▶ _To be done_:
Restate the whole of the material. Keep every word, and drop the pictures.

▶ _Task data_:

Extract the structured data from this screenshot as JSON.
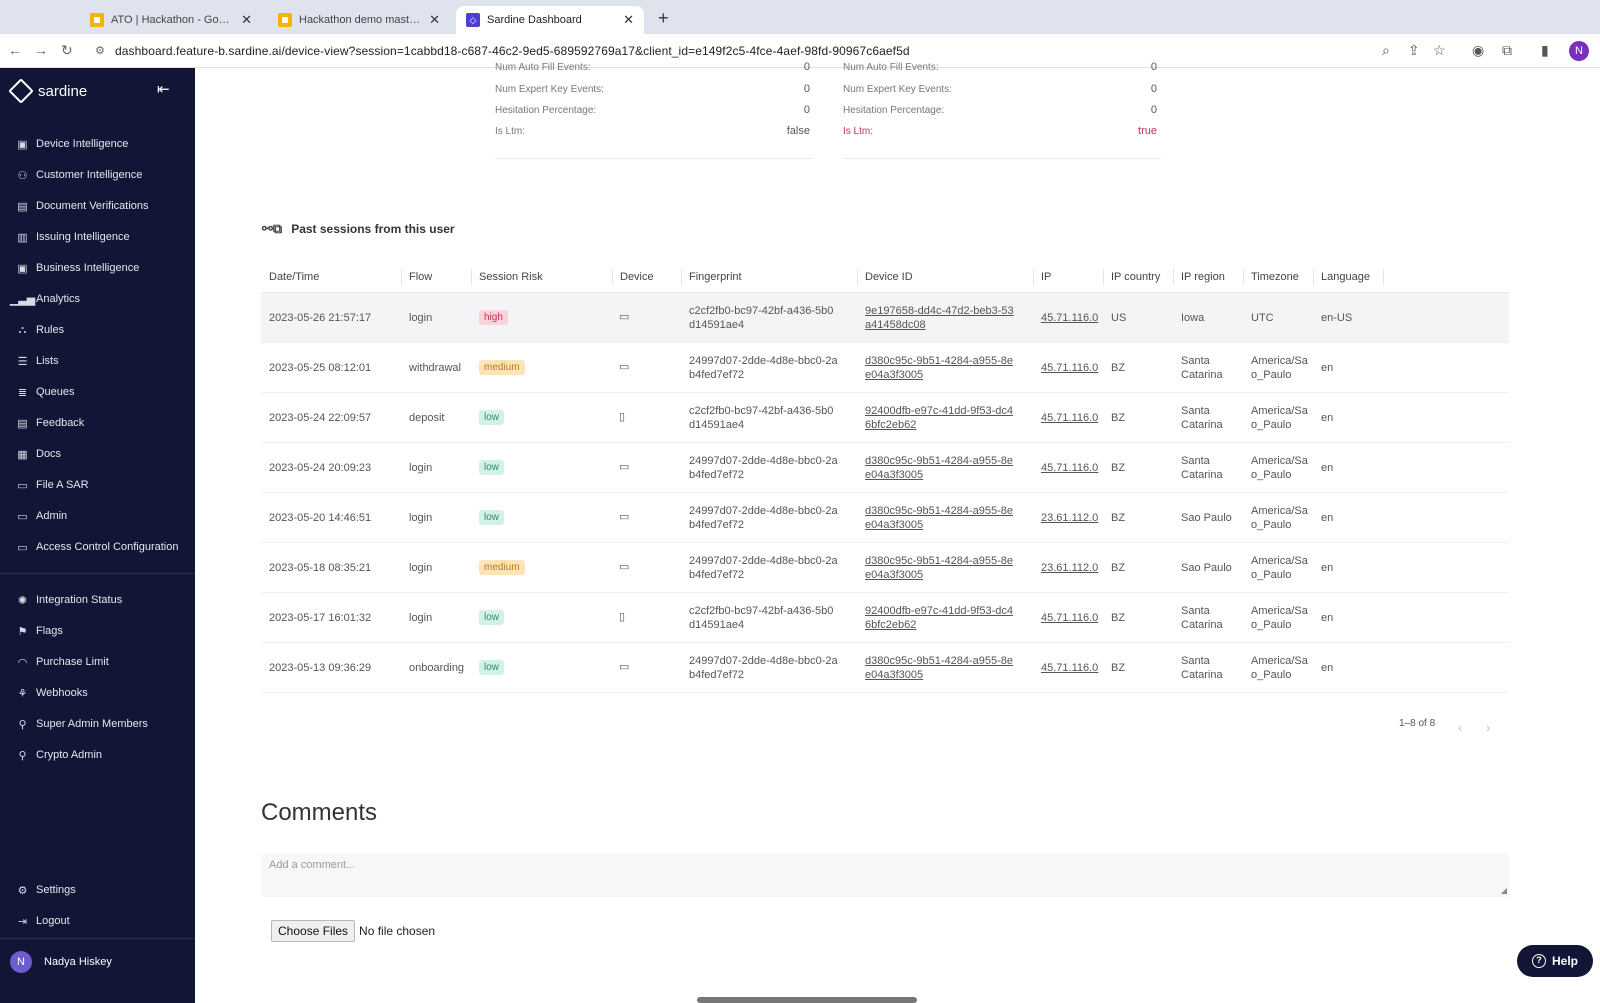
{
  "browser": {
    "tabs": [
      {
        "title": "ATO | Hackathon - Google Sli",
        "icon": "slides-icon"
      },
      {
        "title": "Hackathon demo master dec",
        "icon": "slides-icon"
      },
      {
        "title": "Sardine Dashboard",
        "icon": "sardine-icon"
      }
    ],
    "url": "dashboard.feature-b.sardine.ai/device-view?session=1cabbd18-c687-46c2-9ed5-689592769a17&client_id=e149f2c5-4fce-4aef-98fd-90967c6aef5d",
    "profile_initial": "N"
  },
  "sidebar": {
    "brand": "sardine",
    "items": [
      {
        "label": "Device Intelligence",
        "icon": "device-intelligence-icon"
      },
      {
        "label": "Customer Intelligence",
        "icon": "customer-icon"
      },
      {
        "label": "Document Verifications",
        "icon": "document-icon"
      },
      {
        "label": "Issuing Intelligence",
        "icon": "issuing-icon"
      },
      {
        "label": "Business Intelligence",
        "icon": "business-icon"
      },
      {
        "label": "Analytics",
        "icon": "analytics-icon"
      },
      {
        "label": "Rules",
        "icon": "rules-icon"
      },
      {
        "label": "Lists",
        "icon": "lists-icon"
      },
      {
        "label": "Queues",
        "icon": "queues-icon"
      },
      {
        "label": "Feedback",
        "icon": "feedback-icon"
      },
      {
        "label": "Docs",
        "icon": "docs-icon"
      },
      {
        "label": "File A SAR",
        "icon": "folder-icon"
      },
      {
        "label": "Admin",
        "icon": "folder-icon"
      },
      {
        "label": "Access Control Configuration",
        "icon": "folder-icon"
      }
    ],
    "items2": [
      {
        "label": "Integration Status",
        "icon": "integration-icon"
      },
      {
        "label": "Flags",
        "icon": "flag-icon"
      },
      {
        "label": "Purchase Limit",
        "icon": "gauge-icon"
      },
      {
        "label": "Webhooks",
        "icon": "webhook-icon"
      },
      {
        "label": "Super Admin Members",
        "icon": "user-icon"
      },
      {
        "label": "Crypto Admin",
        "icon": "user-icon"
      }
    ],
    "bottom": [
      {
        "label": "Settings",
        "icon": "gear-icon"
      },
      {
        "label": "Logout",
        "icon": "logout-icon"
      }
    ],
    "user": {
      "initial": "N",
      "name": "Nadya Hiskey"
    }
  },
  "behavior": {
    "left": [
      {
        "label": "Num Auto Fill Events:",
        "value": "0"
      },
      {
        "label": "Num Expert Key Events:",
        "value": "0"
      },
      {
        "label": "Hesitation Percentage:",
        "value": "0"
      },
      {
        "label": "Is Ltm:",
        "value": "false"
      }
    ],
    "right": [
      {
        "label": "Num Auto Fill Events:",
        "value": "0"
      },
      {
        "label": "Num Expert Key Events:",
        "value": "0"
      },
      {
        "label": "Hesitation Percentage:",
        "value": "0"
      },
      {
        "label": "Is Ltm:",
        "value": "true"
      }
    ]
  },
  "sessions": {
    "title": "Past sessions from this user",
    "columns": [
      "Date/Time",
      "Flow",
      "Session Risk",
      "Device",
      "Fingerprint",
      "Device ID",
      "IP",
      "IP country",
      "IP region",
      "Timezone",
      "Language"
    ],
    "rows": [
      {
        "datetime": "2023-05-26 21:57:17",
        "flow": "login",
        "risk": "high",
        "device": "desktop",
        "fingerprint": "c2cf2fb0-bc97-42bf-a436-5b0d14591ae4",
        "device_id": "9e197658-dd4c-47d2-beb3-53a41458dc08",
        "ip": "45.71.116.0",
        "country": "US",
        "region": "Iowa",
        "timezone": "UTC",
        "language": "en-US"
      },
      {
        "datetime": "2023-05-25 08:12:01",
        "flow": "withdrawal",
        "risk": "medium",
        "device": "desktop",
        "fingerprint": "24997d07-2dde-4d8e-bbc0-2ab4fed7ef72",
        "device_id": "d380c95c-9b51-4284-a955-8ee04a3f3005",
        "ip": "45.71.116.0",
        "country": "BZ",
        "region": "Santa Catarina",
        "timezone": "America/Sao_Paulo",
        "language": "en"
      },
      {
        "datetime": "2023-05-24 22:09:57",
        "flow": "deposit",
        "risk": "low",
        "device": "mobile",
        "fingerprint": "c2cf2fb0-bc97-42bf-a436-5b0d14591ae4",
        "device_id": "92400dfb-e97c-41dd-9f53-dc46bfc2eb62",
        "ip": "45.71.116.0",
        "country": "BZ",
        "region": "Santa Catarina",
        "timezone": "America/Sao_Paulo",
        "language": "en"
      },
      {
        "datetime": "2023-05-24 20:09:23",
        "flow": "login",
        "risk": "low",
        "device": "desktop",
        "fingerprint": "24997d07-2dde-4d8e-bbc0-2ab4fed7ef72",
        "device_id": "d380c95c-9b51-4284-a955-8ee04a3f3005",
        "ip": "45.71.116.0",
        "country": "BZ",
        "region": "Santa Catarina",
        "timezone": "America/Sao_Paulo",
        "language": "en"
      },
      {
        "datetime": "2023-05-20 14:46:51",
        "flow": "login",
        "risk": "low",
        "device": "desktop",
        "fingerprint": "24997d07-2dde-4d8e-bbc0-2ab4fed7ef72",
        "device_id": "d380c95c-9b51-4284-a955-8ee04a3f3005",
        "ip": "23.61.112.0",
        "country": "BZ",
        "region": "Sao Paulo",
        "timezone": "America/Sao_Paulo",
        "language": "en"
      },
      {
        "datetime": "2023-05-18 08:35:21",
        "flow": "login",
        "risk": "medium",
        "device": "desktop",
        "fingerprint": "24997d07-2dde-4d8e-bbc0-2ab4fed7ef72",
        "device_id": "d380c95c-9b51-4284-a955-8ee04a3f3005",
        "ip": "23.61.112.0",
        "country": "BZ",
        "region": "Sao Paulo",
        "timezone": "America/Sao_Paulo",
        "language": "en"
      },
      {
        "datetime": "2023-05-17 16:01:32",
        "flow": "login",
        "risk": "low",
        "device": "mobile",
        "fingerprint": "c2cf2fb0-bc97-42bf-a436-5b0d14591ae4",
        "device_id": "92400dfb-e97c-41dd-9f53-dc46bfc2eb62",
        "ip": "45.71.116.0",
        "country": "BZ",
        "region": "Santa Catarina",
        "timezone": "America/Sao_Paulo",
        "language": "en"
      },
      {
        "datetime": "2023-05-13 09:36:29",
        "flow": "onboarding",
        "risk": "low",
        "device": "desktop",
        "fingerprint": "24997d07-2dde-4d8e-bbc0-2ab4fed7ef72",
        "device_id": "d380c95c-9b51-4284-a955-8ee04a3f3005",
        "ip": "45.71.116.0",
        "country": "BZ",
        "region": "Santa Catarina",
        "timezone": "America/Sao_Paulo",
        "language": "en"
      }
    ],
    "pagination": "1–8 of 8"
  },
  "comments": {
    "title": "Comments",
    "placeholder": "Add a comment...",
    "choose_files": "Choose Files",
    "no_file": "No file chosen"
  },
  "help_label": "Help",
  "colors": {
    "sidebar_bg": "#121536",
    "high": "#c2334f",
    "medium": "#b77a15",
    "low": "#2d8a68"
  }
}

▶ _Output for this exercise_:
Extract the structured data from this screenshot as JSON.
{
  "browser": {
    "tabs": [
      {
        "title": "ATO | Hackathon - Google Sli",
        "icon": "slides-icon"
      },
      {
        "title": "Hackathon demo master dec",
        "icon": "slides-icon"
      },
      {
        "title": "Sardine Dashboard",
        "icon": "sardine-icon"
      }
    ],
    "url": "dashboard.feature-b.sardine.ai/device-view?session=1cabbd18-c687-46c2-9ed5-689592769a17&client_id=e149f2c5-4fce-4aef-98fd-90967c6aef5d",
    "profile_initial": "N"
  },
  "sidebar": {
    "brand": "sardine",
    "items": [
      {
        "label": "Device Intelligence",
        "icon": "device-intelligence-icon"
      },
      {
        "label": "Customer Intelligence",
        "icon": "customer-icon"
      },
      {
        "label": "Document Verifications",
        "icon": "document-icon"
      },
      {
        "label": "Issuing Intelligence",
        "icon": "issuing-icon"
      },
      {
        "label": "Business Intelligence",
        "icon": "business-icon"
      },
      {
        "label": "Analytics",
        "icon": "analytics-icon"
      },
      {
        "label": "Rules",
        "icon": "rules-icon"
      },
      {
        "label": "Lists",
        "icon": "lists-icon"
      },
      {
        "label": "Queues",
        "icon": "queues-icon"
      },
      {
        "label": "Feedback",
        "icon": "feedback-icon"
      },
      {
        "label": "Docs",
        "icon": "docs-icon"
      },
      {
        "label": "File A SAR",
        "icon": "folder-icon"
      },
      {
        "label": "Admin",
        "icon": "folder-icon"
      },
      {
        "label": "Access Control Configuration",
        "icon": "folder-icon"
      }
    ],
    "items2": [
      {
        "label": "Integration Status",
        "icon": "integration-icon"
      },
      {
        "label": "Flags",
        "icon": "flag-icon"
      },
      {
        "label": "Purchase Limit",
        "icon": "gauge-icon"
      },
      {
        "label": "Webhooks",
        "icon": "webhook-icon"
      },
      {
        "label": "Super Admin Members",
        "icon": "user-icon"
      },
      {
        "label": "Crypto Admin",
        "icon": "user-icon"
      }
    ],
    "bottom": [
      {
        "label": "Settings",
        "icon": "gear-icon"
      },
      {
        "label": "Logout",
        "icon": "logout-icon"
      }
    ],
    "user": {
      "initial": "N",
      "name": "Nadya Hiskey"
    }
  },
  "behavior": {
    "left": [
      {
        "label": "Num Auto Fill Events:",
        "value": "0"
      },
      {
        "label": "Num Expert Key Events:",
        "value": "0"
      },
      {
        "label": "Hesitation Percentage:",
        "value": "0"
      },
      {
        "label": "Is Ltm:",
        "value": "false"
      }
    ],
    "right": [
      {
        "label": "Num Auto Fill Events:",
        "value": "0"
      },
      {
        "label": "Num Expert Key Events:",
        "value": "0"
      },
      {
        "label": "Hesitation Percentage:",
        "value": "0"
      },
      {
        "label": "Is Ltm:",
        "value": "true"
      }
    ]
  },
  "sessions": {
    "title": "Past sessions from this user",
    "columns": [
      "Date/Time",
      "Flow",
      "Session Risk",
      "Device",
      "Fingerprint",
      "Device ID",
      "IP",
      "IP country",
      "IP region",
      "Timezone",
      "Language"
    ],
    "rows": [
      {
        "datetime": "2023-05-26 21:57:17",
        "flow": "login",
        "risk": "high",
        "device": "desktop",
        "fingerprint": "c2cf2fb0-bc97-42bf-a436-5b0d14591ae4",
        "device_id": "9e197658-dd4c-47d2-beb3-53a41458dc08",
        "ip": "45.71.116.0",
        "country": "US",
        "region": "Iowa",
        "timezone": "UTC",
        "language": "en-US"
      },
      {
        "datetime": "2023-05-25 08:12:01",
        "flow": "withdrawal",
        "risk": "medium",
        "device": "desktop",
        "fingerprint": "24997d07-2dde-4d8e-bbc0-2ab4fed7ef72",
        "device_id": "d380c95c-9b51-4284-a955-8ee04a3f3005",
        "ip": "45.71.116.0",
        "country": "BZ",
        "region": "Santa Catarina",
        "timezone": "America/Sao_Paulo",
        "language": "en"
      },
      {
        "datetime": "2023-05-24 22:09:57",
        "flow": "deposit",
        "risk": "low",
        "device": "mobile",
        "fingerprint": "c2cf2fb0-bc97-42bf-a436-5b0d14591ae4",
        "device_id": "92400dfb-e97c-41dd-9f53-dc46bfc2eb62",
        "ip": "45.71.116.0",
        "country": "BZ",
        "region": "Santa Catarina",
        "timezone": "America/Sao_Paulo",
        "language": "en"
      },
      {
        "datetime": "2023-05-24 20:09:23",
        "flow": "login",
        "risk": "low",
        "device": "desktop",
        "fingerprint": "24997d07-2dde-4d8e-bbc0-2ab4fed7ef72",
        "device_id": "d380c95c-9b51-4284-a955-8ee04a3f3005",
        "ip": "45.71.116.0",
        "country": "BZ",
        "region": "Santa Catarina",
        "timezone": "America/Sao_Paulo",
        "language": "en"
      },
      {
        "datetime": "2023-05-20 14:46:51",
        "flow": "login",
        "risk": "low",
        "device": "desktop",
        "fingerprint": "24997d07-2dde-4d8e-bbc0-2ab4fed7ef72",
        "device_id": "d380c95c-9b51-4284-a955-8ee04a3f3005",
        "ip": "23.61.112.0",
        "country": "BZ",
        "region": "Sao Paulo",
        "timezone": "America/Sao_Paulo",
        "language": "en"
      },
      {
        "datetime": "2023-05-18 08:35:21",
        "flow": "login",
        "risk": "medium",
        "device": "desktop",
        "fingerprint": "24997d07-2dde-4d8e-bbc0-2ab4fed7ef72",
        "device_id": "d380c95c-9b51-4284-a955-8ee04a3f3005",
        "ip": "23.61.112.0",
        "country": "BZ",
        "region": "Sao Paulo",
        "timezone": "America/Sao_Paulo",
        "language": "en"
      },
      {
        "datetime": "2023-05-17 16:01:32",
        "flow": "login",
        "risk": "low",
        "device": "mobile",
        "fingerprint": "c2cf2fb0-bc97-42bf-a436-5b0d14591ae4",
        "device_id": "92400dfb-e97c-41dd-9f53-dc46bfc2eb62",
        "ip": "45.71.116.0",
        "country": "BZ",
        "region": "Santa Catarina",
        "timezone": "America/Sao_Paulo",
        "language": "en"
      },
      {
        "datetime": "2023-05-13 09:36:29",
        "flow": "onboarding",
        "risk": "low",
        "device": "desktop",
        "fingerprint": "24997d07-2dde-4d8e-bbc0-2ab4fed7ef72",
        "device_id": "d380c95c-9b51-4284-a955-8ee04a3f3005",
        "ip": "45.71.116.0",
        "country": "BZ",
        "region": "Santa Catarina",
        "timezone": "America/Sao_Paulo",
        "language": "en"
      }
    ],
    "pagination": "1–8 of 8"
  },
  "comments": {
    "title": "Comments",
    "placeholder": "Add a comment...",
    "choose_files": "Choose Files",
    "no_file": "No file chosen"
  },
  "help_label": "Help",
  "colors": {
    "sidebar_bg": "#121536",
    "high": "#c2334f",
    "medium": "#b77a15",
    "low": "#2d8a68"
  }
}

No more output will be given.